WRITTEN PROBLEM: Express the part of the material that opens with the line containing "enemy-row: カモント 200PTS [40,452,734,597]" and closes with the line containing "enemy-points: 200PTS [90,539,197,572]" as a JSON list of strings, one string per line, leaving out any blank lines.
※ ※ ※
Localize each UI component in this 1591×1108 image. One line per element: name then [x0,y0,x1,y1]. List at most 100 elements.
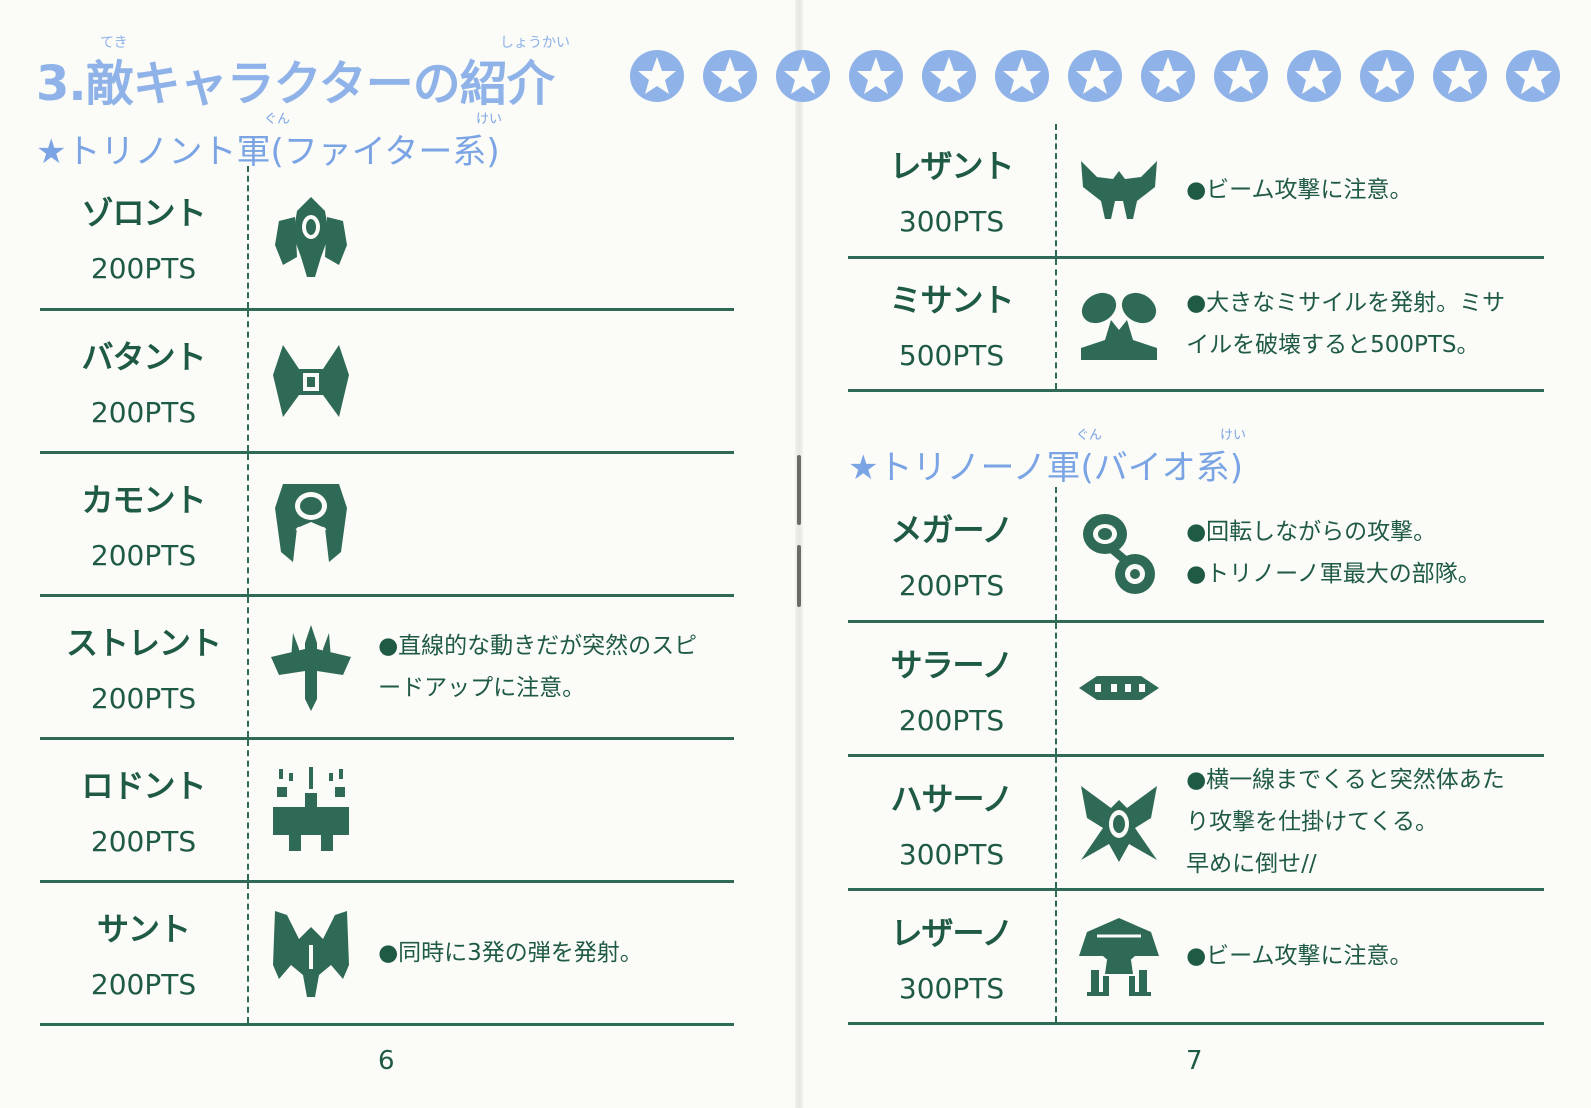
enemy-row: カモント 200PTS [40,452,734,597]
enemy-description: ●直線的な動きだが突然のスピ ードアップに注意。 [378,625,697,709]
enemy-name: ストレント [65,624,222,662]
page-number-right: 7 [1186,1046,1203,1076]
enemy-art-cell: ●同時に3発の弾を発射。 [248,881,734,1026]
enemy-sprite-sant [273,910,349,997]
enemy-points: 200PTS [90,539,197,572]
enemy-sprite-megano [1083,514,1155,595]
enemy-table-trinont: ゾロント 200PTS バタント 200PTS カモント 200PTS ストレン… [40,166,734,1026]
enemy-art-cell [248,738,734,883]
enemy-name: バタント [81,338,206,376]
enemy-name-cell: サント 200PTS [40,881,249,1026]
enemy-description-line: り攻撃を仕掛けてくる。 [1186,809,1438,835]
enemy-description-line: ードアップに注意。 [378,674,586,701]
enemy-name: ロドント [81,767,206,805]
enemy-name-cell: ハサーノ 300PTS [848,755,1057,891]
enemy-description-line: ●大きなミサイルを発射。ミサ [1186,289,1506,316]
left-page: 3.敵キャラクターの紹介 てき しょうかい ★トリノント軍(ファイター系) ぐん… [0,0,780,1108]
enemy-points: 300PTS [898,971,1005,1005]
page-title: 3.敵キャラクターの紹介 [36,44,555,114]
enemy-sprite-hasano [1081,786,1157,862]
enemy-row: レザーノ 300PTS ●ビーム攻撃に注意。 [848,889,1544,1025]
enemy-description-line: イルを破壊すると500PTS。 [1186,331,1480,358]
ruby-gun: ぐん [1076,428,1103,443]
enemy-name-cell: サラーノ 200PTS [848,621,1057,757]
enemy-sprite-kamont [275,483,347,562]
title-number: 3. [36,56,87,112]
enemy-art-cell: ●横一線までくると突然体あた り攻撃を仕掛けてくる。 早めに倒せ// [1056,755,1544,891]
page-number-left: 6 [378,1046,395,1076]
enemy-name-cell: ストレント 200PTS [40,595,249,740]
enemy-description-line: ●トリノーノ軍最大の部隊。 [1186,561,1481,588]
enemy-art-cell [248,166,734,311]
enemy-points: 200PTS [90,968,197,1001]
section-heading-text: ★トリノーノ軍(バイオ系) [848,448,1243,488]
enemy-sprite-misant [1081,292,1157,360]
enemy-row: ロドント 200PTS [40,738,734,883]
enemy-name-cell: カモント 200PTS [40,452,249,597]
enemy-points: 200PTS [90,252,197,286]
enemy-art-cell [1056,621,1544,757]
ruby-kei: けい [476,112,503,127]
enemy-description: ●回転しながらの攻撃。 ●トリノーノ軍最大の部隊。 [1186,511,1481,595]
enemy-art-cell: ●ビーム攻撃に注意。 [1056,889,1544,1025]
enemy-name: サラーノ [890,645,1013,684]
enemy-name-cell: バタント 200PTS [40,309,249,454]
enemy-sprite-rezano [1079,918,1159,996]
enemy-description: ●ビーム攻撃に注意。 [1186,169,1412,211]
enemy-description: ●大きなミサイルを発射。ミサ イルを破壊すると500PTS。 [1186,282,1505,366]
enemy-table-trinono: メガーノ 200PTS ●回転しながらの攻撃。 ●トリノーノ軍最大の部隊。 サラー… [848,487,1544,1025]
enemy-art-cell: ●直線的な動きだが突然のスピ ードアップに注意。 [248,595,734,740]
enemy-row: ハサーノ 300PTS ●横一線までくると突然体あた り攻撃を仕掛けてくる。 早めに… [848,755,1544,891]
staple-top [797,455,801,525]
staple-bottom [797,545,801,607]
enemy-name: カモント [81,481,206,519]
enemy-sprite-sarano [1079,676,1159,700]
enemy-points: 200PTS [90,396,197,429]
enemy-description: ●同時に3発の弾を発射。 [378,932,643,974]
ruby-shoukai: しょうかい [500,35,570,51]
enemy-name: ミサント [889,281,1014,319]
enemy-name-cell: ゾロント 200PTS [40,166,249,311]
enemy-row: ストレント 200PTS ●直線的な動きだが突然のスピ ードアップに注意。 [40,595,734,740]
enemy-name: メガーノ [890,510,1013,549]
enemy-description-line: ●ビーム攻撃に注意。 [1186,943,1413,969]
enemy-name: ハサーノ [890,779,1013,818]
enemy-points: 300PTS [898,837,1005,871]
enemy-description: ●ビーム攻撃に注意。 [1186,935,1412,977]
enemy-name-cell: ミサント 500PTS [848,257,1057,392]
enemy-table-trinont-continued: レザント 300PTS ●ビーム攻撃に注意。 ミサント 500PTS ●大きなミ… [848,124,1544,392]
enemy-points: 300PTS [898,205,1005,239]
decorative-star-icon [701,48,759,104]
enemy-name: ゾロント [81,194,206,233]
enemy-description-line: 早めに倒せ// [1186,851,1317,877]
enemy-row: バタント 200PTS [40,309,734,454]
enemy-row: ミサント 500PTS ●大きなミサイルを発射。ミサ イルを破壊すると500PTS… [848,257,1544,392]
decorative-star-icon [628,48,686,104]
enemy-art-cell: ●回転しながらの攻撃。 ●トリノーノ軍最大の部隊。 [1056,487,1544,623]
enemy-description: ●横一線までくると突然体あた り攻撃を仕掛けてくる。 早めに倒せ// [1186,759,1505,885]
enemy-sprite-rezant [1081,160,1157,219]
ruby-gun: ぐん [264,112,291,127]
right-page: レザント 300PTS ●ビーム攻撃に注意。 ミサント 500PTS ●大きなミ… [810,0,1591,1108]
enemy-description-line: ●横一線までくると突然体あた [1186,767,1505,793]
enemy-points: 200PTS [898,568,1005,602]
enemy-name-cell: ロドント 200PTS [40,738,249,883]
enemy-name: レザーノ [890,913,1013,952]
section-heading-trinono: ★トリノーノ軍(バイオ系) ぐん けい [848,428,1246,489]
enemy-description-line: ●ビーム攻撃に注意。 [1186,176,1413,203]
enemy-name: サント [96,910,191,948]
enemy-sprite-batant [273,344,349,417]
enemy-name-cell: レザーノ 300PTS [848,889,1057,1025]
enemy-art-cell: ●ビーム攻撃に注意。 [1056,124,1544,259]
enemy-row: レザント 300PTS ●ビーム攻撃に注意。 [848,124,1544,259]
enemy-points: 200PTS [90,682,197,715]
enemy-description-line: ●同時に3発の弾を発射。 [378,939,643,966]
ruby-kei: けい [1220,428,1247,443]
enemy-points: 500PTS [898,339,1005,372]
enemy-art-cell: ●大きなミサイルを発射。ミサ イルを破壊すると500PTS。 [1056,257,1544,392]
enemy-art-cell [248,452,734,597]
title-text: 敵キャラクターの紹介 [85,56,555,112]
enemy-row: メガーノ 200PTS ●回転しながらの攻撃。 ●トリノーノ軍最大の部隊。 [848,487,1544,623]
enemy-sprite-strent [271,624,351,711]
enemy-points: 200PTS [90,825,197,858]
※ ※ ※
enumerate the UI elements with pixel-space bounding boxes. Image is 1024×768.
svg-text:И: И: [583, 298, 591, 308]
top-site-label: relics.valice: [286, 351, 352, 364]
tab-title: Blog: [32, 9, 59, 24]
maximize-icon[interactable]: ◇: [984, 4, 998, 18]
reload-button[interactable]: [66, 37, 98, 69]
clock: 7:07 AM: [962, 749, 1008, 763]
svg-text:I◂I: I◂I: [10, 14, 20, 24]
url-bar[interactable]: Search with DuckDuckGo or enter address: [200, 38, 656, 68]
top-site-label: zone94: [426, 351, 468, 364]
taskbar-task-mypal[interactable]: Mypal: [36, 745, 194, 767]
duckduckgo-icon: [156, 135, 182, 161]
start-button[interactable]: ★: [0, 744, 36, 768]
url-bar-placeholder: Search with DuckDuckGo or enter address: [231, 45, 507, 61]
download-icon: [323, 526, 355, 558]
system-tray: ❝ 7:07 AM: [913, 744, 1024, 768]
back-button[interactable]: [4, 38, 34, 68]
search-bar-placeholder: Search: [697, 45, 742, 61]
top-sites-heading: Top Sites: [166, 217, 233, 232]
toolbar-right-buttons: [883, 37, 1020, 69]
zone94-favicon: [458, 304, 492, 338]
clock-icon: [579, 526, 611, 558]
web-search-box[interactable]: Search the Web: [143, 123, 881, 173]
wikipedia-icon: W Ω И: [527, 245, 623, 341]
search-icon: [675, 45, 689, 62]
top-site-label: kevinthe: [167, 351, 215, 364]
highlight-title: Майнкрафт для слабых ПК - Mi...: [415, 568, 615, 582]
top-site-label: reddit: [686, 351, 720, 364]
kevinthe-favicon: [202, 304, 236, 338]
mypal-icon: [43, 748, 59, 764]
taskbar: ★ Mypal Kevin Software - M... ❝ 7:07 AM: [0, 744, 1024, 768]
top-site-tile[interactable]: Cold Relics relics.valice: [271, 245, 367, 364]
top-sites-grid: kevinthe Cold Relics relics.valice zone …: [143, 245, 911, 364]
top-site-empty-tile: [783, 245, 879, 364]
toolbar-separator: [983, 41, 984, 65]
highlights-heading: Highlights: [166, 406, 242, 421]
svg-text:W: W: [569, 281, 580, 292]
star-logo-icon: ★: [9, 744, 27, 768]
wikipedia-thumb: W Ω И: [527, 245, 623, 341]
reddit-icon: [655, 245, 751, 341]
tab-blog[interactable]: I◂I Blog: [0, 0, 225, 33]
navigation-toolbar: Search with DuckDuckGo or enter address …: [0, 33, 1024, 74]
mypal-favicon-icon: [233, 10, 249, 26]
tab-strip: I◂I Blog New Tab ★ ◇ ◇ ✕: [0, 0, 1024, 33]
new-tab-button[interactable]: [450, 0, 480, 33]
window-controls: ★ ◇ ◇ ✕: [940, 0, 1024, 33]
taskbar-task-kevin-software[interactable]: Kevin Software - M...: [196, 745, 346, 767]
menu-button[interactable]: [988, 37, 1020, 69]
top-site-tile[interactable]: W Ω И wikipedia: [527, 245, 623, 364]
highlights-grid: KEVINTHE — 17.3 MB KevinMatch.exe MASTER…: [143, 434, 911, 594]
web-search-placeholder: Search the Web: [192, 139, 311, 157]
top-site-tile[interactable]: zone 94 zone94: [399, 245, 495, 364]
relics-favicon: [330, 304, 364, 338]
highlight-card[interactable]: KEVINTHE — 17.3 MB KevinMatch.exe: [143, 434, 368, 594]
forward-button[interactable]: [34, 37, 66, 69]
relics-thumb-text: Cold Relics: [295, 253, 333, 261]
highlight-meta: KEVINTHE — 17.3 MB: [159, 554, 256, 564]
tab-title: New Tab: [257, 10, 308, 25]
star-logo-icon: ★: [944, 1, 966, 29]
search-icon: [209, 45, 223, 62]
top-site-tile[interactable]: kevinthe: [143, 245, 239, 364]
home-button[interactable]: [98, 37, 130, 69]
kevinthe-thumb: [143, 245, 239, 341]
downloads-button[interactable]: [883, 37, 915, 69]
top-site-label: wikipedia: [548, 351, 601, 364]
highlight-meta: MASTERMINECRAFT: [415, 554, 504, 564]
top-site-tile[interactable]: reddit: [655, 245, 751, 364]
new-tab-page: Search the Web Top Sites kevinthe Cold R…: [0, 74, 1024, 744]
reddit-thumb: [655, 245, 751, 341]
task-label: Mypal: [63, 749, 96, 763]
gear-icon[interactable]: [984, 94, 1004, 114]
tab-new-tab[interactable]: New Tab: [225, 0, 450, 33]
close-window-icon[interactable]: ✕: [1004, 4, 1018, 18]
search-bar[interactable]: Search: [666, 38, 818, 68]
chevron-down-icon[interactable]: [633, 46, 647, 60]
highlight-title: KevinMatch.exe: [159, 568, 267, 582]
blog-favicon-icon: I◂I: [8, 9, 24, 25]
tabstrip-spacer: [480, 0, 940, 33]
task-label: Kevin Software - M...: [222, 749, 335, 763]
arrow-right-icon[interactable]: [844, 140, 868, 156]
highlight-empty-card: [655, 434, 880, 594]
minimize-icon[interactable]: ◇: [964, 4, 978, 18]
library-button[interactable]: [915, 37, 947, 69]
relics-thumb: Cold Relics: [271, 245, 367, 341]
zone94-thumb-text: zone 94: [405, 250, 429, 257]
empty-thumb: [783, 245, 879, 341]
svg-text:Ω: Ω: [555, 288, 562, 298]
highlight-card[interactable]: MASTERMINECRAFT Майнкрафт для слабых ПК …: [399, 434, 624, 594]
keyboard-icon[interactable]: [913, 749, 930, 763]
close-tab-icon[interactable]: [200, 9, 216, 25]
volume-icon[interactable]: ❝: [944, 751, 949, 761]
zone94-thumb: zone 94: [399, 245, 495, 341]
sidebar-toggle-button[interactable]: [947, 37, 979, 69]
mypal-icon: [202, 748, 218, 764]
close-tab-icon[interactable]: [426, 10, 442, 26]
※ ※ ※
FINAL RESULT:
[
  "enemy-row: カモント 200PTS [40,452,734,597]",
  "enemy-description: ●直線的な動きだが突然のスピ ードアップに注意。 [378,625,697,709]",
  "enemy-name: ストレント [65,624,222,662]",
  "page-number-right: 7 [1186,1046,1203,1076]",
  "enemy-art-cell: ●同時に3発の弾を発射。 [248,881,734,1026]",
  "enemy-sprite-sant [273,910,349,997]",
  "enemy-points: 200PTS [90,539,197,572]"
]